## SUPPLIED INFORMATION
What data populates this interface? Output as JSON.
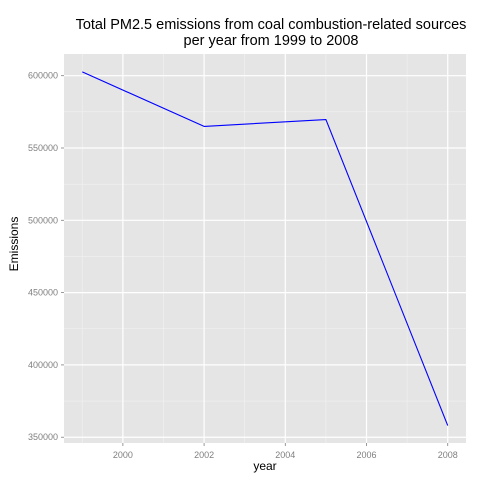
{
  "chart_data": {
    "type": "line",
    "title_lines": [
      "Total PM2.5 emissions from coal combustion-related sources",
      "per year from 1999 to 2008"
    ],
    "xlabel": "year",
    "ylabel": "Emissions",
    "x": [
      1999,
      2002,
      2005,
      2008
    ],
    "series": [
      {
        "values": [
          602624,
          564940,
          569655,
          358084
        ],
        "color": "#0000ff"
      }
    ],
    "xlim": [
      1998.55,
      2008.45
    ],
    "ylim": [
      346000,
      615000
    ],
    "x_ticks": [
      2000,
      2002,
      2004,
      2006,
      2008
    ],
    "x_tick_labels": [
      "2000",
      "2002",
      "2004",
      "2006",
      "2008"
    ],
    "y_ticks": [
      350000,
      400000,
      450000,
      500000,
      550000,
      600000
    ],
    "y_tick_labels": [
      "350000",
      "400000",
      "450000",
      "500000",
      "550000",
      "600000"
    ],
    "grid": true,
    "legend": "none",
    "panel_background": "#e5e5e5"
  }
}
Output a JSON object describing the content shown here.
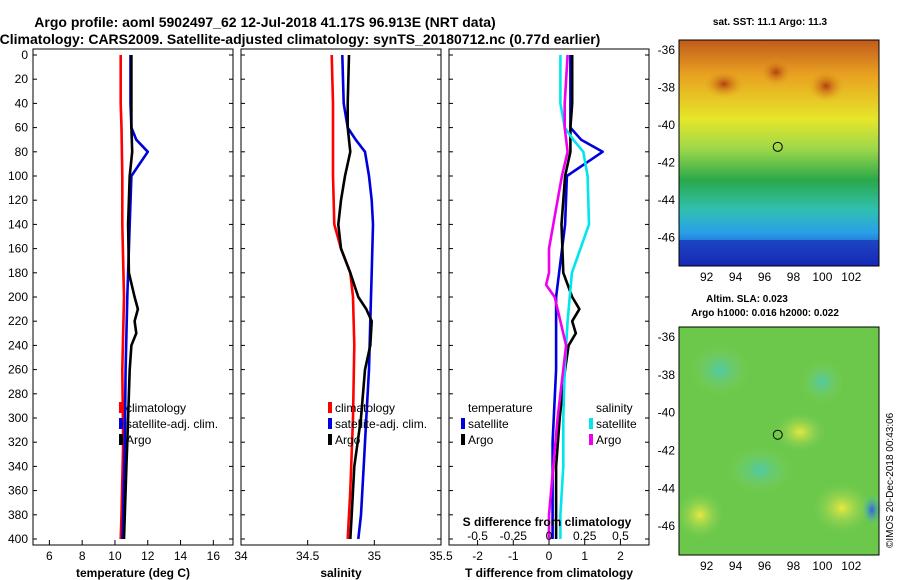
{
  "header": {
    "line1": "Argo profile: aoml 5902497_62 12-Jul-2018 41.17S 96.913E (NRT data)",
    "line2": "Climatology: CARS2009. Satellite-adjusted climatology: synTS_20180712.nc (0.77d earlier)"
  },
  "depth_ticks": [
    "0",
    "20",
    "40",
    "60",
    "80",
    "100",
    "120",
    "140",
    "160",
    "180",
    "200",
    "220",
    "240",
    "260",
    "280",
    "300",
    "320",
    "340",
    "360",
    "380",
    "400"
  ],
  "colors": {
    "climatology": "#ff0000",
    "satellite": "#0000dd",
    "argo": "#000000",
    "sal_sat": "#00e5ee",
    "sal_argo": "#ee00ee"
  },
  "chart_data": [
    {
      "type": "line",
      "id": "temperature",
      "xlabel": "temperature (deg C)",
      "xlim": [
        5,
        17.2
      ],
      "xticks": [
        "6",
        "8",
        "10",
        "12",
        "14",
        "16"
      ],
      "ylim": [
        400,
        0
      ],
      "legend": [
        "climatology",
        "satellite-adj. clim.",
        "Argo"
      ],
      "series": [
        {
          "name": "climatology",
          "depth": [
            0,
            40,
            60,
            100,
            140,
            200,
            260,
            320,
            380,
            400
          ],
          "values": [
            10.35,
            10.35,
            10.4,
            10.45,
            10.45,
            10.55,
            10.45,
            10.5,
            10.4,
            10.35
          ]
        },
        {
          "name": "satellite-adj. clim.",
          "depth": [
            0,
            40,
            60,
            70,
            80,
            90,
            100,
            140,
            200,
            260,
            320,
            380,
            400
          ],
          "values": [
            10.95,
            10.95,
            11.0,
            11.3,
            12.0,
            11.5,
            11.0,
            10.9,
            10.75,
            10.65,
            10.6,
            10.5,
            10.45
          ]
        },
        {
          "name": "Argo",
          "depth": [
            0,
            40,
            60,
            80,
            100,
            140,
            180,
            200,
            210,
            220,
            230,
            240,
            260,
            280,
            300,
            320,
            340,
            360,
            380,
            400
          ],
          "values": [
            11.0,
            11.0,
            11.0,
            11.05,
            10.9,
            10.8,
            10.85,
            11.2,
            11.4,
            11.2,
            11.3,
            11.0,
            10.9,
            10.85,
            10.8,
            10.75,
            10.7,
            10.65,
            10.6,
            10.55
          ]
        }
      ]
    },
    {
      "type": "line",
      "id": "salinity",
      "xlabel": "salinity",
      "xlim": [
        34,
        35.5
      ],
      "xticks": [
        "34",
        "34.5",
        "35",
        "35.5"
      ],
      "ylim": [
        400,
        0
      ],
      "legend": [
        "climatology",
        "satellite-adj. clim.",
        "Argo"
      ],
      "series": [
        {
          "name": "climatology",
          "depth": [
            0,
            40,
            60,
            100,
            140,
            160,
            180,
            200,
            240,
            300,
            360,
            400
          ],
          "values": [
            34.68,
            34.69,
            34.69,
            34.69,
            34.7,
            34.75,
            34.82,
            34.84,
            34.85,
            34.84,
            34.82,
            34.8
          ],
          "note": "red"
        },
        {
          "name": "satellite-adj. clim.",
          "depth": [
            0,
            40,
            60,
            70,
            80,
            100,
            120,
            140,
            180,
            220,
            260,
            300,
            340,
            380,
            400
          ],
          "values": [
            34.76,
            34.77,
            34.8,
            34.86,
            34.93,
            34.96,
            34.98,
            34.99,
            34.98,
            34.97,
            34.96,
            34.94,
            34.92,
            34.9,
            34.88
          ]
        },
        {
          "name": "Argo",
          "depth": [
            0,
            40,
            60,
            80,
            100,
            120,
            140,
            160,
            180,
            200,
            210,
            220,
            240,
            260,
            300,
            340,
            380,
            400
          ],
          "values": [
            34.81,
            34.8,
            34.8,
            34.82,
            34.78,
            34.75,
            34.73,
            34.75,
            34.82,
            34.88,
            34.94,
            34.98,
            34.97,
            34.93,
            34.9,
            34.85,
            34.83,
            34.82
          ]
        }
      ]
    },
    {
      "type": "line",
      "id": "difference",
      "xlabel": "T difference from climatology",
      "xlabel_top": "S difference from climatology",
      "xlim": [
        -2.8,
        2.8
      ],
      "xticks": [
        "-2",
        "-1",
        "0",
        "1",
        "2"
      ],
      "xticks_top": [
        "-0.5",
        "-0.25",
        "0",
        "0.25",
        "0.5"
      ],
      "ylim": [
        400,
        0
      ],
      "legend_temperature": [
        "temperature",
        "satellite",
        "Argo"
      ],
      "legend_salinity": [
        "salinity",
        "satellite",
        "Argo"
      ],
      "series": [
        {
          "name": "T satellite",
          "depth": [
            0,
            40,
            60,
            70,
            80,
            90,
            100,
            140,
            200,
            260,
            320,
            380,
            400
          ],
          "values": [
            0.6,
            0.6,
            0.6,
            0.9,
            1.5,
            1.0,
            0.5,
            0.45,
            0.2,
            0.2,
            0.1,
            0.1,
            0.1
          ]
        },
        {
          "name": "T Argo",
          "depth": [
            0,
            40,
            60,
            80,
            100,
            140,
            180,
            200,
            210,
            220,
            230,
            240,
            260,
            300,
            340,
            380,
            400
          ],
          "values": [
            0.65,
            0.65,
            0.6,
            0.6,
            0.45,
            0.35,
            0.4,
            0.65,
            0.85,
            0.65,
            0.75,
            0.55,
            0.45,
            0.3,
            0.2,
            0.2,
            0.2
          ]
        },
        {
          "name": "S satellite",
          "depth": [
            0,
            40,
            60,
            70,
            80,
            100,
            140,
            180,
            220,
            260,
            300,
            340,
            380,
            400
          ],
          "values": [
            0.08,
            0.08,
            0.11,
            0.17,
            0.24,
            0.27,
            0.28,
            0.16,
            0.13,
            0.11,
            0.1,
            0.1,
            0.08,
            0.08
          ]
        },
        {
          "name": "S Argo",
          "depth": [
            0,
            40,
            60,
            80,
            100,
            120,
            140,
            160,
            180,
            190,
            200,
            240,
            300,
            340,
            380,
            400
          ],
          "values": [
            0.13,
            0.11,
            0.11,
            0.13,
            0.09,
            0.06,
            0.03,
            0.0,
            0.0,
            -0.02,
            0.04,
            0.12,
            0.06,
            0.03,
            0.0,
            0.0
          ]
        }
      ]
    }
  ],
  "maps": {
    "sst_title": "sat. SST: 11.1 Argo: 11.3",
    "sla_title1": "Altim. SLA: 0.023",
    "sla_title2": "Argo h1000: 0.016 h2000: 0.022",
    "lat_ticks": [
      "-36",
      "-38",
      "-40",
      "-42",
      "-44",
      "-46"
    ],
    "lon_ticks": [
      "92",
      "94",
      "96",
      "98",
      "100",
      "102"
    ],
    "profile_lon": 96.913,
    "profile_lat": -41.17
  },
  "credit": "©IMOS 20-Dec-2018 00:43:06"
}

## GIVEN INSTRUCTION
Search the data above for lines holding "name" and copy each of them.

## OUTPUT BELOW
          "name": "climatology",
          "name": "satellite-adj. clim.",
          "name": "Argo",
          "name": "climatology",
          "name": "satellite-adj. clim.",
          "name": "Argo",
          "name": "T satellite",
          "name": "T Argo",
          "name": "S satellite",
          "name": "S Argo",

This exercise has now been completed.